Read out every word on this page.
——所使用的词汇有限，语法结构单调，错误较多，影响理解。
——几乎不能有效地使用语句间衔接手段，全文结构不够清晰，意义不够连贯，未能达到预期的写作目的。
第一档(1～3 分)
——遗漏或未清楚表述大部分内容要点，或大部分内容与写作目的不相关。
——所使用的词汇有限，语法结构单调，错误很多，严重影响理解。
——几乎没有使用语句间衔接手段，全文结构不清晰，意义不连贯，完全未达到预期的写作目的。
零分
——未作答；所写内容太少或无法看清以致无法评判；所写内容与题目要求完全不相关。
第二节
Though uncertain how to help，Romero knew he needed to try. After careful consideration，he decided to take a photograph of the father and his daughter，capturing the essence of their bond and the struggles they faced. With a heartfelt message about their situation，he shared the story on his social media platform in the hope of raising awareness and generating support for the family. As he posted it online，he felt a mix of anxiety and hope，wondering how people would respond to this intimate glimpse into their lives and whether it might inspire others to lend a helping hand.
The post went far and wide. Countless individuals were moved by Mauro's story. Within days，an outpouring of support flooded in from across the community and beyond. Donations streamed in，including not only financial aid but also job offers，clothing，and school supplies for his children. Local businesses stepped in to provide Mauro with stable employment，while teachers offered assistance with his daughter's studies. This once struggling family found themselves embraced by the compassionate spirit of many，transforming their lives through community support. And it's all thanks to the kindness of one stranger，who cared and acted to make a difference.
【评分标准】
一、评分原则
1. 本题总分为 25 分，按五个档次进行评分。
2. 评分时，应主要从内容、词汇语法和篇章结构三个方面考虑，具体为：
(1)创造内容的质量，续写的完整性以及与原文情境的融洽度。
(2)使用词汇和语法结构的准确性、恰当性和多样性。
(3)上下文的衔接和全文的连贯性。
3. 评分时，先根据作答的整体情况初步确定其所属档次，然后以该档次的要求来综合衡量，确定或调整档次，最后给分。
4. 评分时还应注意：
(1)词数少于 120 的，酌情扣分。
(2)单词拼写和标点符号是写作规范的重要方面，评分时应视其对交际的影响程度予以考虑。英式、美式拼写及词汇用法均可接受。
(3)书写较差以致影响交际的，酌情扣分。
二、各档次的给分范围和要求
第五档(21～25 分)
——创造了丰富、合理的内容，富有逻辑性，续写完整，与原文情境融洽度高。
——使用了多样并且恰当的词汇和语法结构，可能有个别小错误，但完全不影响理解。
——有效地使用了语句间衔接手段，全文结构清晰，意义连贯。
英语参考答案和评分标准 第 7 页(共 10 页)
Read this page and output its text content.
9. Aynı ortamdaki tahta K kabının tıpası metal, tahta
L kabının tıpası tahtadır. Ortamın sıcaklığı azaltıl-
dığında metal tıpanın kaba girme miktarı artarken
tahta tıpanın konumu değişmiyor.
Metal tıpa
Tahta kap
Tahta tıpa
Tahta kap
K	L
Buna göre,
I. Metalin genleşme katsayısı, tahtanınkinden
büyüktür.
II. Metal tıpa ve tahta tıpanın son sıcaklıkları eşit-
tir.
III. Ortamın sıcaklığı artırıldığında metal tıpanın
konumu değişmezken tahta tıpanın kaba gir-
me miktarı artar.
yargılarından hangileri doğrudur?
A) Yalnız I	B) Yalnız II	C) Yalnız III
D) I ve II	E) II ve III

.....

Transcribe the whole listing with nothing added or left out.

Result for this task –
Read out every word on this page.
——所使用的词汇有限，语法结构单调，错误较多，影响理解。
——几乎不能有效地使用语句间衔接手段，全文结构不够清晰，意义不够连贯，未能达到预期的写作目的。
第一档(1～3 分)
——遗漏或未清楚表述大部分内容要点，或大部分内容与写作目的不相关。
——所使用的词汇有限，语法结构单调，错误很多，严重影响理解。
——几乎没有使用语句间衔接手段，全文结构不清晰，意义不连贯，完全未达到预期的写作目的。
零分
——未作答；所写内容太少或无法看清以致无法评判；所写内容与题目要求完全不相关。
第二节
Though uncertain how to help，Romero knew he needed to try. After careful consideration，he decided to take a photograph of the father and his daughter，capturing the essence of their bond and the struggles they faced. With a heartfelt message about their situation，he shared the story on his social media platform in the hope of raising awareness and generating support for the family. As he posted it online，he felt a mix of anxiety and hope，wondering how people would respond to this intimate glimpse into their lives and whether it might inspire others to lend a helping hand.
The post went far and wide. Countless individuals were moved by Mauro's story. Within days，an outpouring of support flooded in from across the community and beyond. Donations streamed in，including not only financial aid but also job offers，clothing，and school supplies for his children. Local businesses stepped in to provide Mauro with stable employment，while teachers offered assistance with his daughter's studies. This once struggling family found themselves embraced by the compassionate spirit of many，transforming their lives through community support. And it's all thanks to the kindness of one stranger，who cared and acted to make a difference.
【评分标准】
一、评分原则
1. 本题总分为 25 分，按五个档次进行评分。
2. 评分时，应主要从内容、词汇语法和篇章结构三个方面考虑，具体为：
(1)创造内容的质量，续写的完整性以及与原文情境的融洽度。
(2)使用词汇和语法结构的准确性、恰当性和多样性。
(3)上下文的衔接和全文的连贯性。
3. 评分时，先根据作答的整体情况初步确定其所属档次，然后以该档次的要求来综合衡量，确定或调整档次，最后给分。
4. 评分时还应注意：
(1)词数少于 120 的，酌情扣分。
(2)单词拼写和标点符号是写作规范的重要方面，评分时应视其对交际的影响程度予以考虑。英式、美式拼写及词汇用法均可接受。
(3)书写较差以致影响交际的，酌情扣分。
二、各档次的给分范围和要求
第五档(21～25 分)
——创造了丰富、合理的内容，富有逻辑性，续写完整，与原文情境融洽度高。
——使用了多样并且恰当的词汇和语法结构，可能有个别小错误，但完全不影响理解。
——有效地使用了语句间衔接手段，全文结构清晰，意义连贯。
英语参考答案和评分标准 第 7 页(共 10 页)
Read this page and output its text content.
9. Aynı ortamdaki tahta K kabının tıpası metal, tahta
L kabının tıpası tahtadır. Ortamın sıcaklığı azaltıl-
dığında metal tıpanın kaba girme miktarı artarken
tahta tıpanın konumu değişmiyor.
Metal tıpa
Tahta kap
Tahta tıpa
Tahta kap
K	L
Buna göre,
I. Metalin genleşme katsayısı, tahtanınkinden
büyüktür.
II. Metal tıpa ve tahta tıpanın son sıcaklıkları eşit-
tir.
III. Ortamın sıcaklığı artırıldığında metal tıpanın
konumu değişmezken tahta tıpanın kaba gir-
me miktarı artar.
yargılarından hangileri doğrudur?
A) Yalnız I	B) Yalnız II	C) Yalnız III
D) I ve II	E) II ve III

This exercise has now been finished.